START Data to process
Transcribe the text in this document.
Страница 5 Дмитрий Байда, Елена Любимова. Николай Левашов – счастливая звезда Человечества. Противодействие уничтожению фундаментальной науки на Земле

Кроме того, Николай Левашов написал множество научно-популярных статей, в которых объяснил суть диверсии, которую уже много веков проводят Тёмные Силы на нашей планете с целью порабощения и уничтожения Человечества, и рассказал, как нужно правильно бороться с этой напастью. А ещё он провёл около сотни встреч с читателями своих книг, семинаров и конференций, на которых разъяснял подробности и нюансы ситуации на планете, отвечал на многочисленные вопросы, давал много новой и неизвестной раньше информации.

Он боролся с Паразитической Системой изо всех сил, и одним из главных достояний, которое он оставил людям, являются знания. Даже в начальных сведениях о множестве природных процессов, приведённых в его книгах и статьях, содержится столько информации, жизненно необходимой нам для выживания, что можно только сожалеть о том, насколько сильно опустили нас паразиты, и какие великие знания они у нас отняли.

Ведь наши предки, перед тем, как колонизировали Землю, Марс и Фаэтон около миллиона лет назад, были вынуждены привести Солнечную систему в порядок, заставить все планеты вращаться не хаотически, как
END Data to process
__Request__: Copy out every line in the listing where the word "Человечества" appears.

__Final result__:
Страница 5 Дмитрий Байда, Елена Любимова. Николай Левашов – счастливая звезда Человечества. Противодействие уничтожению фундаментальной науки на Земле
Кроме того, Николай Левашов написал множество научно-популярных статей, в которых объяснил суть диверсии, которую уже много веков проводят Тёмные Силы на нашей планете с целью порабощения и уничтожения Человечества, и рассказал, как нужно правильно бороться с этой напастью. А ещё он провёл около сотни встреч с читателями своих книг, семинаров и конференций, на которых разъяснял подробности и нюансы ситуации на планете, отвечал на многочисленные вопросы, давал много новой и неизвестной раньше информации.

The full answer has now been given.